_WRITTEN PROBLEM:_
Work out how many lines have "values" in them. Give only that number.

_AVAILABLE DATA:_
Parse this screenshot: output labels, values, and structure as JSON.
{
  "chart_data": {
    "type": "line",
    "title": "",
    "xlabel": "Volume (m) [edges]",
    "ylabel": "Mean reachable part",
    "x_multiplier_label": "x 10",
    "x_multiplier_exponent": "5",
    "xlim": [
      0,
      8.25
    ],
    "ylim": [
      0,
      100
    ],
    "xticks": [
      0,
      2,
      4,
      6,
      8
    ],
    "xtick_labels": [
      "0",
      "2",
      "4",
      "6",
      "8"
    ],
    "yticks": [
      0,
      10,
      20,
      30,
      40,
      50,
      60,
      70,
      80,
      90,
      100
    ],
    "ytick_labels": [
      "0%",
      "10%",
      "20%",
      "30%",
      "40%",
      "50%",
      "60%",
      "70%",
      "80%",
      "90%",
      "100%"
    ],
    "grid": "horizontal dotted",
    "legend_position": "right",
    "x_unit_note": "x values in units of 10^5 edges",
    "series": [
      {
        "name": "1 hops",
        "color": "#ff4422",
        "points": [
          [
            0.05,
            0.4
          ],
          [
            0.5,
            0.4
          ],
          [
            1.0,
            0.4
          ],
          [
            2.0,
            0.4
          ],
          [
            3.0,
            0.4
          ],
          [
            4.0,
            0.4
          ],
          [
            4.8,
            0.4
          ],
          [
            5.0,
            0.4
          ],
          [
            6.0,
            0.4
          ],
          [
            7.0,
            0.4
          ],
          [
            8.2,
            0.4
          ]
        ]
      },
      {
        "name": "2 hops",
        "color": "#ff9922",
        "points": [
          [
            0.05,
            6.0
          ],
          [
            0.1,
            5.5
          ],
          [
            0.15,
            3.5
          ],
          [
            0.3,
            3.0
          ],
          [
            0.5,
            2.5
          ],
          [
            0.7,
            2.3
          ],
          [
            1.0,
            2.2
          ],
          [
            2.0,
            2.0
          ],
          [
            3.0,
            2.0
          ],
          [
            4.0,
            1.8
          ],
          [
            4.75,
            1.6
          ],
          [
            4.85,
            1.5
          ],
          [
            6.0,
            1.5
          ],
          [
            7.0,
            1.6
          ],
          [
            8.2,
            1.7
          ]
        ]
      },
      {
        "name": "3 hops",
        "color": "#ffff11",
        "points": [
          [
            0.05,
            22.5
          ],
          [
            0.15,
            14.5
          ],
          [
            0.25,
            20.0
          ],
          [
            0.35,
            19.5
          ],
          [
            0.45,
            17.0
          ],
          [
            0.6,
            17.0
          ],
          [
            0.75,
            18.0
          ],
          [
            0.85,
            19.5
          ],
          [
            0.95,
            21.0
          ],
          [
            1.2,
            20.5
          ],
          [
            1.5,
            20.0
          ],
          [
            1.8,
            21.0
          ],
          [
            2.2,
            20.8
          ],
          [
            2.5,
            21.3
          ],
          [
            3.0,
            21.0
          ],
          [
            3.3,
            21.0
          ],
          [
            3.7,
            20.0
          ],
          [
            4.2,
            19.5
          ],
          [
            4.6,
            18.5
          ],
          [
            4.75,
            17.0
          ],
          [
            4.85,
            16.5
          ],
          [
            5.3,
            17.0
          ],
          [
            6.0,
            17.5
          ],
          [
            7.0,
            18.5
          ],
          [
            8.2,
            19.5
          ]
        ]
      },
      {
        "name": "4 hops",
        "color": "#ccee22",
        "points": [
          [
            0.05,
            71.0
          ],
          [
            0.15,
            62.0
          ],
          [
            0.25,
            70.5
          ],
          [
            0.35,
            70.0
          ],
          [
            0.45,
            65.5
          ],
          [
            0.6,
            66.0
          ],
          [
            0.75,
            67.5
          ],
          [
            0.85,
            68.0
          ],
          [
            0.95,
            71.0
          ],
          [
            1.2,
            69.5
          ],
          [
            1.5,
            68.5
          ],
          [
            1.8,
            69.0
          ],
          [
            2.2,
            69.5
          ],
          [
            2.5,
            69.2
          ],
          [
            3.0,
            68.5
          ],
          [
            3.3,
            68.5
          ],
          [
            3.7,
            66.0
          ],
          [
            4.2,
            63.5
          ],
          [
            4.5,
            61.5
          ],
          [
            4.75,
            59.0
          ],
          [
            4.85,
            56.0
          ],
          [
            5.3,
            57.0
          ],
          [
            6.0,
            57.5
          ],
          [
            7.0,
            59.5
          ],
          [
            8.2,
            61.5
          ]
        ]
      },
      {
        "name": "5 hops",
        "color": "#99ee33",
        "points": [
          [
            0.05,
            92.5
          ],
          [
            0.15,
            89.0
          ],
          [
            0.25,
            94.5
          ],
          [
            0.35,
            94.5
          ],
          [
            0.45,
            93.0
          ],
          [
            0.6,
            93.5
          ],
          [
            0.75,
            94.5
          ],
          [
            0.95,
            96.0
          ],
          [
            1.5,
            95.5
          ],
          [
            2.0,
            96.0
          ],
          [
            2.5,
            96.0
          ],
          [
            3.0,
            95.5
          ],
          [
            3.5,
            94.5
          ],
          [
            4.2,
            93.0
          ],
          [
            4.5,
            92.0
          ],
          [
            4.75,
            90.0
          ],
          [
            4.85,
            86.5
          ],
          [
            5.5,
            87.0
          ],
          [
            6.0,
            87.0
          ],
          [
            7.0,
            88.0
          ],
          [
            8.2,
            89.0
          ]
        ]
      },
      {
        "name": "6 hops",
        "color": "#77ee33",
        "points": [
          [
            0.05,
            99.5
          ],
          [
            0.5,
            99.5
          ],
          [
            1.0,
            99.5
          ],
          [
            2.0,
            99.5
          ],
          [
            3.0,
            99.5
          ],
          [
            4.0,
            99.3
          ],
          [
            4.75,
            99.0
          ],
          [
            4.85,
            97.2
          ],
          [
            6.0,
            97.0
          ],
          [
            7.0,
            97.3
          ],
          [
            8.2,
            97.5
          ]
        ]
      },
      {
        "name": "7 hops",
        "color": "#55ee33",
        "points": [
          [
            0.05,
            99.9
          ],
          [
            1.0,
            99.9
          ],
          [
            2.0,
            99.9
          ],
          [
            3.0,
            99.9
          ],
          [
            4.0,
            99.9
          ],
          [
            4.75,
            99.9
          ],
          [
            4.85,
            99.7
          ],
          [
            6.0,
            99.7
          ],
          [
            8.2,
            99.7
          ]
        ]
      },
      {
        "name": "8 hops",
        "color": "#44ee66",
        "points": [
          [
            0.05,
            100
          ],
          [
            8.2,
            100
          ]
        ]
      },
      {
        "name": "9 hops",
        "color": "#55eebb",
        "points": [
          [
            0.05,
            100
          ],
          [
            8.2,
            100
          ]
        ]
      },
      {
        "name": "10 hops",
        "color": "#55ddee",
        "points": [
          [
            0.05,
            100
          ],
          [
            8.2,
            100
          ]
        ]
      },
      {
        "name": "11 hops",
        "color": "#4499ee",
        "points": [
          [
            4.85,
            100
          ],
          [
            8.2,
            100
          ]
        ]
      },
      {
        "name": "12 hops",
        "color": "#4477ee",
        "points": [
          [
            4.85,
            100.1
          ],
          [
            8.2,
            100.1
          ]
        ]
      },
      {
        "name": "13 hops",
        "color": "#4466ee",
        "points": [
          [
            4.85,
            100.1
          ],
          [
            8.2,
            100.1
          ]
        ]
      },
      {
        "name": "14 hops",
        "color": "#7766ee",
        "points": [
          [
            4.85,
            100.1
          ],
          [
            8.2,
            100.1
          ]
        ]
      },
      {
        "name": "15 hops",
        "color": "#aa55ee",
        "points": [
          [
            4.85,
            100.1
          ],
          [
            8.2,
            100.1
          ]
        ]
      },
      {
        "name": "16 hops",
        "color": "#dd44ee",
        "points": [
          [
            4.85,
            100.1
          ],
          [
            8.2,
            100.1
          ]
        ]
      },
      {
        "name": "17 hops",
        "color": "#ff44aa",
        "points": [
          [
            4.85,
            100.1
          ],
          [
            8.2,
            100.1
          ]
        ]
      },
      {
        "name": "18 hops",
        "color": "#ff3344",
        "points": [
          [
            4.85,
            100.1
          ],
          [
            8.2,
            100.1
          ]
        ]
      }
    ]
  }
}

_RESULT FOR THIS TASK:_
2